Records:
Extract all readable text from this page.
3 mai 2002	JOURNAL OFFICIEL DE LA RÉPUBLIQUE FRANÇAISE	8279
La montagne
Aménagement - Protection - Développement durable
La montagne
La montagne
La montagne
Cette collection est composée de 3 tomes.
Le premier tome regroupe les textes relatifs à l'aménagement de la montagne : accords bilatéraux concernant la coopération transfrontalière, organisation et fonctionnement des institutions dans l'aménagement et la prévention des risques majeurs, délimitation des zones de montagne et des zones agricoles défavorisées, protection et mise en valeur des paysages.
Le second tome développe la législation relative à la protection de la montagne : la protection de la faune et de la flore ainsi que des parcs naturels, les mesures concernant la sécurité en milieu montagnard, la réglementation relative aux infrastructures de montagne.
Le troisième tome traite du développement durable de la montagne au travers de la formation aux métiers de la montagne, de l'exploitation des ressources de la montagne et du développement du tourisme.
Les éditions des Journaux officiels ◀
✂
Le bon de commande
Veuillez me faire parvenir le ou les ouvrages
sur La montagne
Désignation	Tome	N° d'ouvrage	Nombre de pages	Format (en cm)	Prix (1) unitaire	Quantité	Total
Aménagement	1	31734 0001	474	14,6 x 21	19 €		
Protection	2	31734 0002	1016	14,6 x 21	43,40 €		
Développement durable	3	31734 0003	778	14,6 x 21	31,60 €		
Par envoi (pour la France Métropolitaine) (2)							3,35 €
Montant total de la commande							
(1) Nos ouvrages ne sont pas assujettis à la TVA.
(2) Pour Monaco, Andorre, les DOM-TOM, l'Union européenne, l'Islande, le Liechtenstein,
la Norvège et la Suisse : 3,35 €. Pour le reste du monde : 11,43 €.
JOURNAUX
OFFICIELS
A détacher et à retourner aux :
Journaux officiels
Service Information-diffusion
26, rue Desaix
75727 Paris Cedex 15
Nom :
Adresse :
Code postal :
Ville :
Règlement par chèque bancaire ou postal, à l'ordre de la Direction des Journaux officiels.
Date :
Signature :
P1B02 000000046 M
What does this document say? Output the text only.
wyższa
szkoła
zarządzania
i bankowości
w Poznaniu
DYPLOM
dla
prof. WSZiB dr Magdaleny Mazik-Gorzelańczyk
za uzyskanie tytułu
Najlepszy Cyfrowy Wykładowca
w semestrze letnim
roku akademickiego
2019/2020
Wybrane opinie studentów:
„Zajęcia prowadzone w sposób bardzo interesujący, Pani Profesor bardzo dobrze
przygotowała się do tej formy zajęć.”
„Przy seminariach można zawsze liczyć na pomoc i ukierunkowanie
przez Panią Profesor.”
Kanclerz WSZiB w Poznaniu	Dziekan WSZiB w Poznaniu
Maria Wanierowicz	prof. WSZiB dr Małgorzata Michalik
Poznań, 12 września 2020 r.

• [Aim]:
Write out the material from the first line to the last, exactly.

• [Output of the exercise]:
Extract all readable text from this page.
3 mai 2002	JOURNAL OFFICIEL DE LA RÉPUBLIQUE FRANÇAISE	8279
La montagne
Aménagement - Protection - Développement durable
La montagne
La montagne
La montagne
Cette collection est composée de 3 tomes.
Le premier tome regroupe les textes relatifs à l'aménagement de la montagne : accords bilatéraux concernant la coopération transfrontalière, organisation et fonctionnement des institutions dans l'aménagement et la prévention des risques majeurs, délimitation des zones de montagne et des zones agricoles défavorisées, protection et mise en valeur des paysages.
Le second tome développe la législation relative à la protection de la montagne : la protection de la faune et de la flore ainsi que des parcs naturels, les mesures concernant la sécurité en milieu montagnard, la réglementation relative aux infrastructures de montagne.
Le troisième tome traite du développement durable de la montagne au travers de la formation aux métiers de la montagne, de l'exploitation des ressources de la montagne et du développement du tourisme.
Les éditions des Journaux officiels ◀
✂
Le bon de commande
Veuillez me faire parvenir le ou les ouvrages
sur La montagne
Désignation	Tome	N° d'ouvrage	Nombre de pages	Format (en cm)	Prix (1) unitaire	Quantité	Total
Aménagement	1	31734 0001	474	14,6 x 21	19 €		
Protection	2	31734 0002	1016	14,6 x 21	43,40 €		
Développement durable	3	31734 0003	778	14,6 x 21	31,60 €		
Par envoi (pour la France Métropolitaine) (2)							3,35 €
Montant total de la commande							
(1) Nos ouvrages ne sont pas assujettis à la TVA.
(2) Pour Monaco, Andorre, les DOM-TOM, l'Union européenne, l'Islande, le Liechtenstein,
la Norvège et la Suisse : 3,35 €. Pour le reste du monde : 11,43 €.
JOURNAUX
OFFICIELS
A détacher et à retourner aux :
Journaux officiels
Service Information-diffusion
26, rue Desaix
75727 Paris Cedex 15
Nom :
Adresse :
Code postal :
Ville :
Règlement par chèque bancaire ou postal, à l'ordre de la Direction des Journaux officiels.
Date :
Signature :
P1B02 000000046 M
What does this document say? Output the text only.
wyższa
szkoła
zarządzania
i bankowości
w Poznaniu
DYPLOM
dla
prof. WSZiB dr Magdaleny Mazik-Gorzelańczyk
za uzyskanie tytułu
Najlepszy Cyfrowy Wykładowca
w semestrze letnim
roku akademickiego
2019/2020
Wybrane opinie studentów:
„Zajęcia prowadzone w sposób bardzo interesujący, Pani Profesor bardzo dobrze
przygotowała się do tej formy zajęć.”
„Przy seminariach można zawsze liczyć na pomoc i ukierunkowanie
przez Panią Profesor.”
Kanclerz WSZiB w Poznaniu	Dziekan WSZiB w Poznaniu
Maria Wanierowicz	prof. WSZiB dr Małgorzata Michalik
Poznań, 12 września 2020 r.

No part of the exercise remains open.